* [EXERCISE DIRECTIONS]: From the entries provided below, copy each line that contains the word "منهم".

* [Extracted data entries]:
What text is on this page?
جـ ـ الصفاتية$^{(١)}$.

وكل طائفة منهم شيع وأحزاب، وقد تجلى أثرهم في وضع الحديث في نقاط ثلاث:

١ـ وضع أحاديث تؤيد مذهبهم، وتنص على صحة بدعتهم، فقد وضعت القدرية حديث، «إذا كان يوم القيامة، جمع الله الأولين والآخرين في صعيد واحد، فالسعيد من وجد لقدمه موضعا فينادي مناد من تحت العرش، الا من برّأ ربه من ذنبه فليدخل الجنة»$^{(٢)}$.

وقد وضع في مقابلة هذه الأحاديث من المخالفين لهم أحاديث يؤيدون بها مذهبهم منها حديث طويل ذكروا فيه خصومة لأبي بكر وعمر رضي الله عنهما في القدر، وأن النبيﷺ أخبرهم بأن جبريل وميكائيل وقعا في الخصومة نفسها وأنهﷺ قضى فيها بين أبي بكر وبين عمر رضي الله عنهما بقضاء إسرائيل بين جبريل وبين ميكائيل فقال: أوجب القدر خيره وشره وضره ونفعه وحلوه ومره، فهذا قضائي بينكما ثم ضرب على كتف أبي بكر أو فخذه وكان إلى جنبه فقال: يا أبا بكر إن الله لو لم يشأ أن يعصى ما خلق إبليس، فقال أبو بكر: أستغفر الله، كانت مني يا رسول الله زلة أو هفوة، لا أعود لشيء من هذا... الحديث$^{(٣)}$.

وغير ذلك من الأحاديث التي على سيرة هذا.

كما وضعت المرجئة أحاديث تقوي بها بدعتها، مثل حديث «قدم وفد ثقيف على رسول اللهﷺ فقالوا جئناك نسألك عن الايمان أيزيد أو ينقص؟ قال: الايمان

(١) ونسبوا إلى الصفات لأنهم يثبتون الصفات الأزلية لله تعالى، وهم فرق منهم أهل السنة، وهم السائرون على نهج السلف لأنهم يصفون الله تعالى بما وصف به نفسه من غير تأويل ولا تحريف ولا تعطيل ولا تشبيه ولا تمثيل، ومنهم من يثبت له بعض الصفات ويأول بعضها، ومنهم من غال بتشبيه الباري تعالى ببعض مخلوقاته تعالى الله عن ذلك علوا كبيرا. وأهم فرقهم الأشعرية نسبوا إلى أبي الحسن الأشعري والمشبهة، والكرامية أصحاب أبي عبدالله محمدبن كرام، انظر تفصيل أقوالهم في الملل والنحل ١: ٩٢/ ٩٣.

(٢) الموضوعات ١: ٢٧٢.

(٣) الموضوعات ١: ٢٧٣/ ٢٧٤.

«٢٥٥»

* [RESULT OF THE EXERCISE]:
وكل طائفة منهم شيع وأحزاب، وقد تجلى أثرهم في وضع الحديث في نقاط ثلاث:
(١) ونسبوا إلى الصفات لأنهم يثبتون الصفات الأزلية لله تعالى، وهم فرق منهم أهل السنة، وهم السائرون على نهج السلف لأنهم يصفون الله تعالى بما وصف به نفسه من غير تأويل ولا تحريف ولا تعطيل ولا تشبيه ولا تمثيل، ومنهم من يثبت له بعض الصفات ويأول بعضها، ومنهم من غال بتشبيه الباري تعالى ببعض مخلوقاته تعالى الله عن ذلك علوا كبيرا. وأهم فرقهم الأشعرية نسبوا إلى أبي الحسن الأشعري والمشبهة، والكرامية أصحاب أبي عبدالله محمدبن كرام، انظر تفصيل أقوالهم في الملل والنحل ١: ٩٢/ ٩٣.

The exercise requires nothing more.